● EXERCISE TASK:
From the line containing "Read out every word on this page." down to the last line of the listing, quote everything word for word, and nothing else, keeping pictures out.

[Stored records]
— start —

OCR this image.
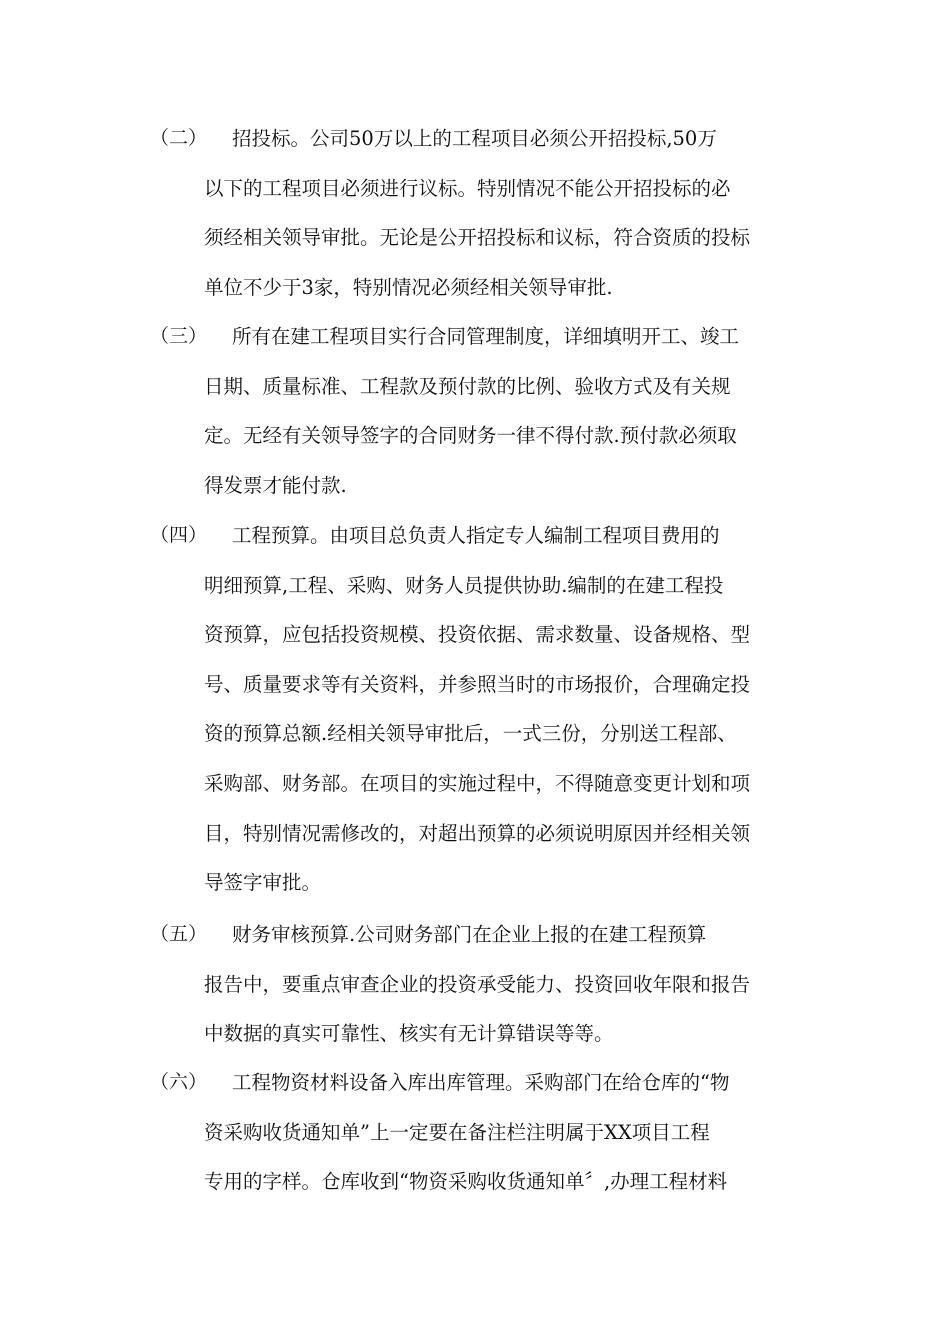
（二） 招投标。公司50万以上的工程项目必须公开招投标,50万
以下的工程项目必须进行议标。特别情况不能公开招投标的必
须经相关领导审批。无论是公开招投标和议标，符合资质的投标
单位不少于3家，特别情况必须经相关领导审批.
（三） 所有在建工程项目实行合同管理制度，详细填明开工、竣工
日期、质量标准、工程款及预付款的比例、验收方式及有关规
定。无经有关领导签字的合同财务一律不得付款.预付款必须取
得发票才能付款.
（四） 工程预算。由项目总负责人指定专人编制工程项目费用的
明细预算,工程、采购、财务人员提供协助.编制的在建工程投
资预算，应包括投资规模、投资依据、需求数量、设备规格、型
号、质量要求等有关资料，并参照当时的市场报价，合理确定投
资的预算总额.经相关领导审批后，一式三份，分别送工程部、
采购部、财务部。在项目的实施过程中，不得随意变更计划和项
目，特别情况需修改的，对超出预算的必须说明原因并经相关领
导签字审批。
（五） 财务审核预算.公司财务部门在企业上报的在建工程预算
报告中，要重点审查企业的投资承受能力、投资回收年限和报告
中数据的真实可靠性、核实有无计算错误等等。
（六） 工程物资材料设备入库出库管理。采购部门在给仓库的“物
资采购收货通知单”上一定要在备注栏注明属于XX项目工程
专用的字样。仓库收到“物资采购收货通知单〞,办理工程材料
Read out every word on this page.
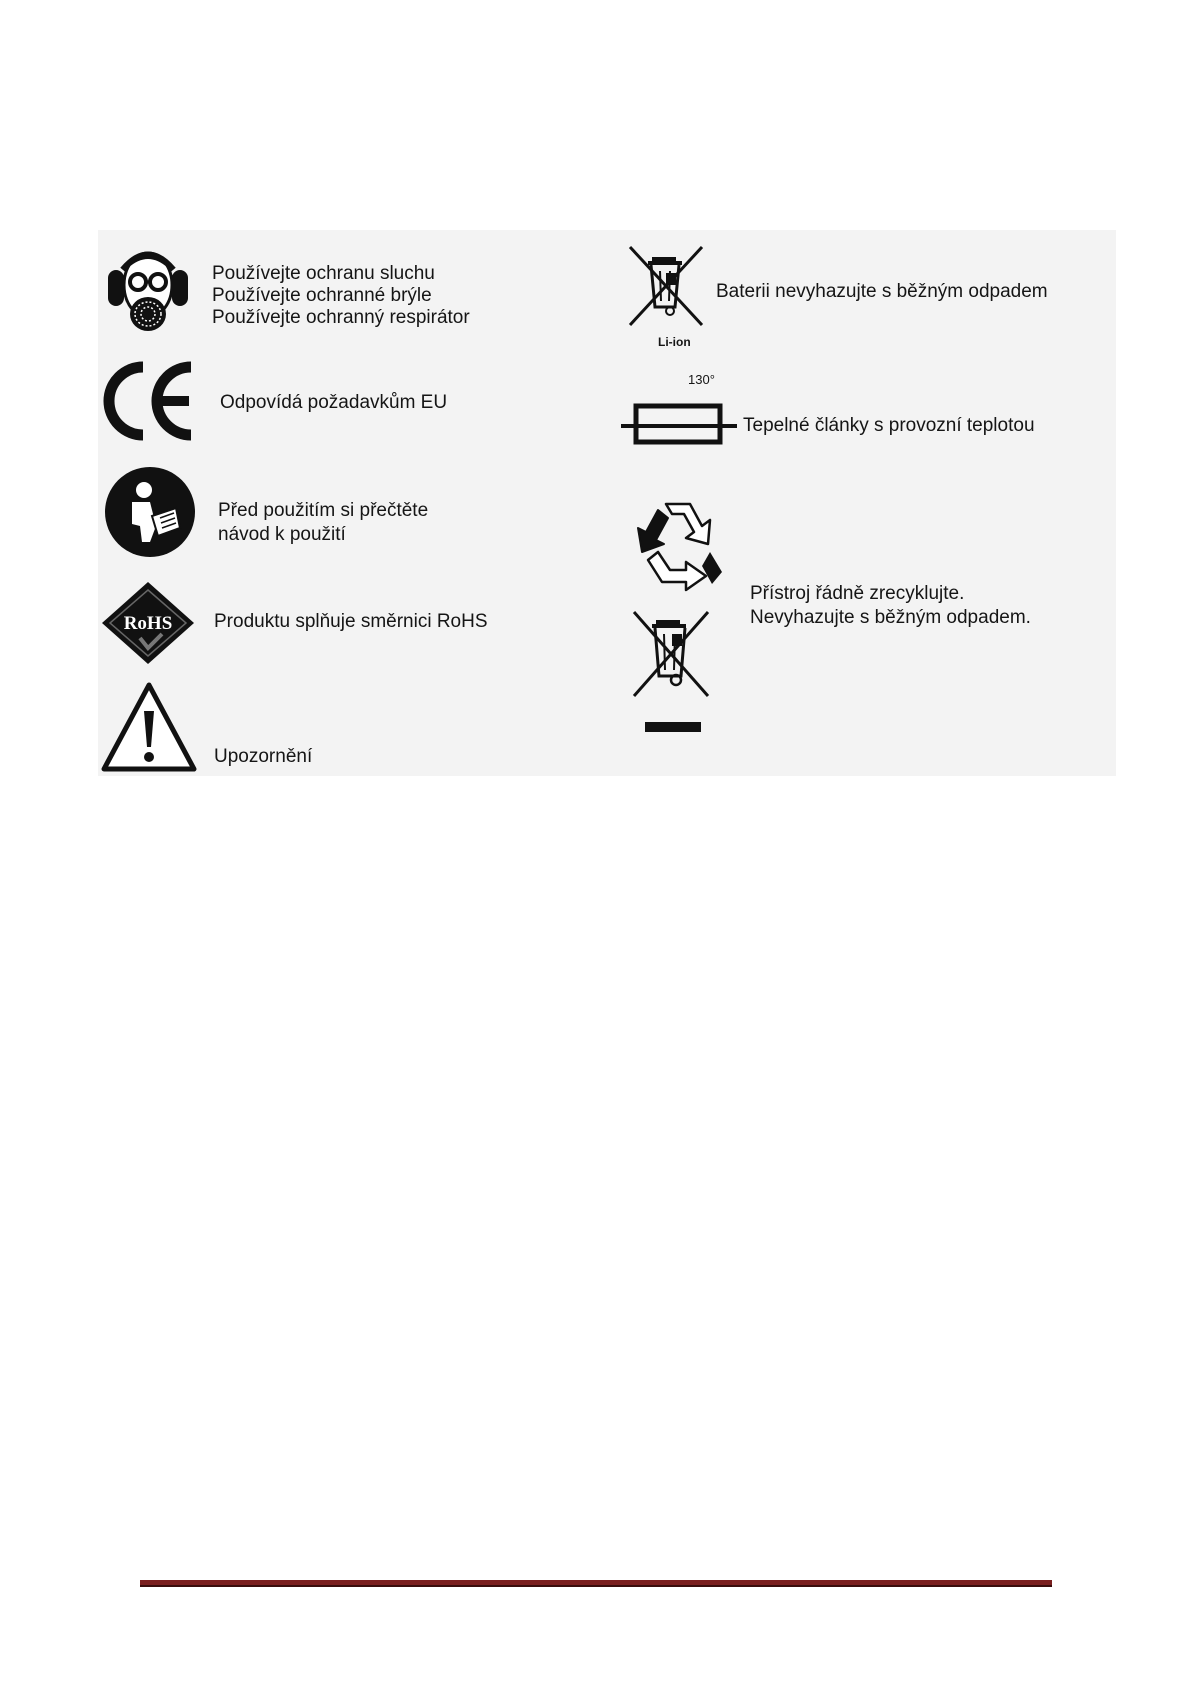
Používejte ochranu sluchu
Používejte ochranné brýle
Používejte ochranný respirátor
Odpovídá požadavkům EU
Před použitím si přečtěte
návod k použití
RoHS Produktu splňuje směrnici RoHS
Upozornění
Li-ion
Baterii nevyhazujte s běžným odpadem
130°
Tepelné články s provozní teplotou
Přístroj řádně zrecyklujte.
Nevyhazujte s běžným odpadem.
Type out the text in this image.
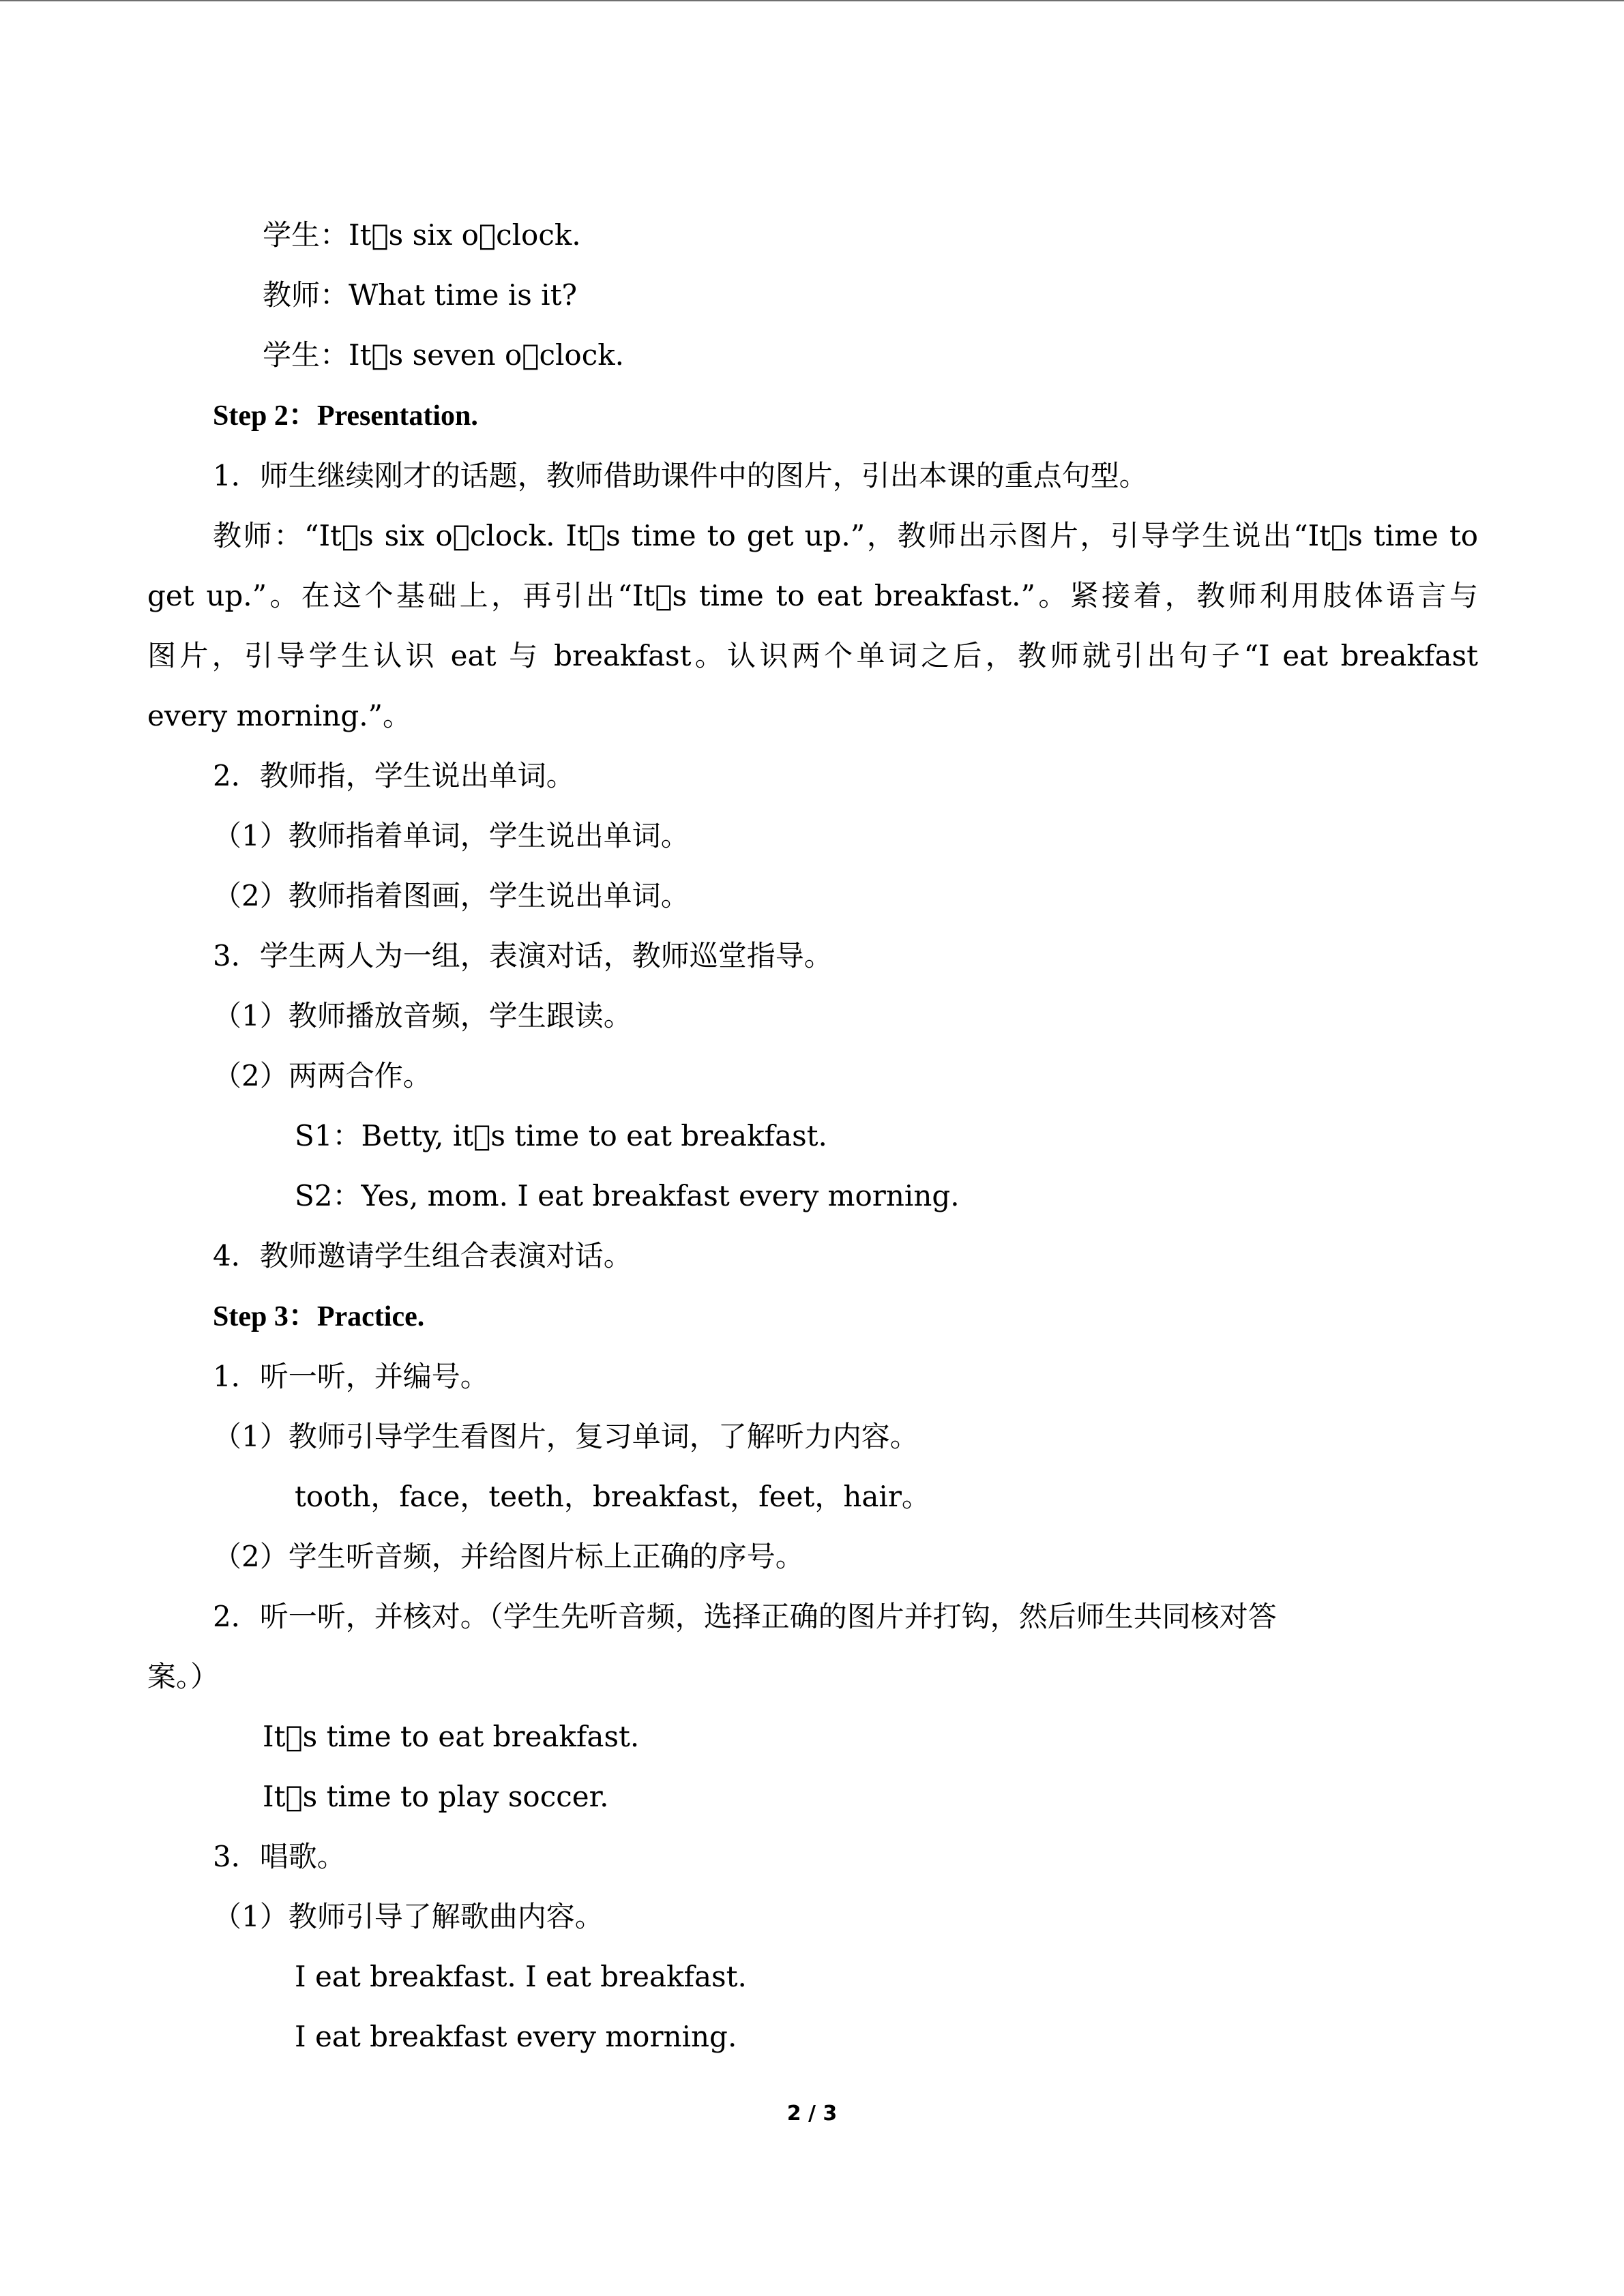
学生：It s six o clock.
教师：What time is it?
学生：It s seven o clock.
Step 2：Presentation.
1．师生继续刚才的话题，教师借助课件中的图片，引出本课的重点句型。
教师：“It s six o clock. It s time to get up.”，教师出示图片，引导学生说出“It s time to
get up.”。在这个基础上，再引出“It s time to eat breakfast.”。紧接着，教师利用肢体语言与
图片，引导学生认识 eat 与 breakfast。认识两个单词之后，教师就引出句子“I eat breakfast
every morning.”。
2．教师指，学生说出单词。
（1）教师指着单词，学生说出单词。
（2）教师指着图画，学生说出单词。
3．学生两人为一组，表演对话，教师巡堂指导。
（1）教师播放音频，学生跟读。
（2）两两合作。
S1：Betty, it s time to eat breakfast.
S2：Yes, mom. I eat breakfast every morning.
4．教师邀请学生组合表演对话。
Step 3：Practice.
1．听一听，并编号。
（1）教师引导学生看图片，复习单词，了解听力内容。
tooth，face，teeth，breakfast，feet，hair。
（2）学生听音频，并给图片标上正确的序号。
2．听一听，并核对。（学生先听音频，选择正确的图片并打钩，然后师生共同核对答
案。）
It s time to eat breakfast.
It s time to play soccer.
3．唱歌。
（1）教师引导了解歌曲内容。
I eat breakfast. I eat breakfast.
I eat breakfast every morning.
2 / 3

— end —

● TASK ANSWER:
Read out every word on this page.
Používejte ochranu sluchu
Používejte ochranné brýle
Používejte ochranný respirátor
Odpovídá požadavkům EU
Před použitím si přečtěte
návod k použití
RoHS Produktu splňuje směrnici RoHS
Upozornění
Li-ion
Baterii nevyhazujte s běžným odpadem
130°
Tepelné články s provozní teplotou
Přístroj řádně zrecyklujte.
Nevyhazujte s běžným odpadem.
Type out the text in this image.
学生：It s six o clock.
教师：What time is it?
学生：It s seven o clock.
Step 2：Presentation.
1．师生继续刚才的话题，教师借助课件中的图片，引出本课的重点句型。
教师：“It s six o clock. It s time to get up.”，教师出示图片，引导学生说出“It s time to
get up.”。在这个基础上，再引出“It s time to eat breakfast.”。紧接着，教师利用肢体语言与
图片，引导学生认识 eat 与 breakfast。认识两个单词之后，教师就引出句子“I eat breakfast
every morning.”。
2．教师指，学生说出单词。
（1）教师指着单词，学生说出单词。
（2）教师指着图画，学生说出单词。
3．学生两人为一组，表演对话，教师巡堂指导。
（1）教师播放音频，学生跟读。
（2）两两合作。
S1：Betty, it s time to eat breakfast.
S2：Yes, mom. I eat breakfast every morning.
4．教师邀请学生组合表演对话。
Step 3：Practice.
1．听一听，并编号。
（1）教师引导学生看图片，复习单词，了解听力内容。
tooth，face，teeth，breakfast，feet，hair。
（2）学生听音频，并给图片标上正确的序号。
2．听一听，并核对。（学生先听音频，选择正确的图片并打钩，然后师生共同核对答
案。）
It s time to eat breakfast.
It s time to play soccer.
3．唱歌。
（1）教师引导了解歌曲内容。
I eat breakfast. I eat breakfast.
I eat breakfast every morning.
2 / 3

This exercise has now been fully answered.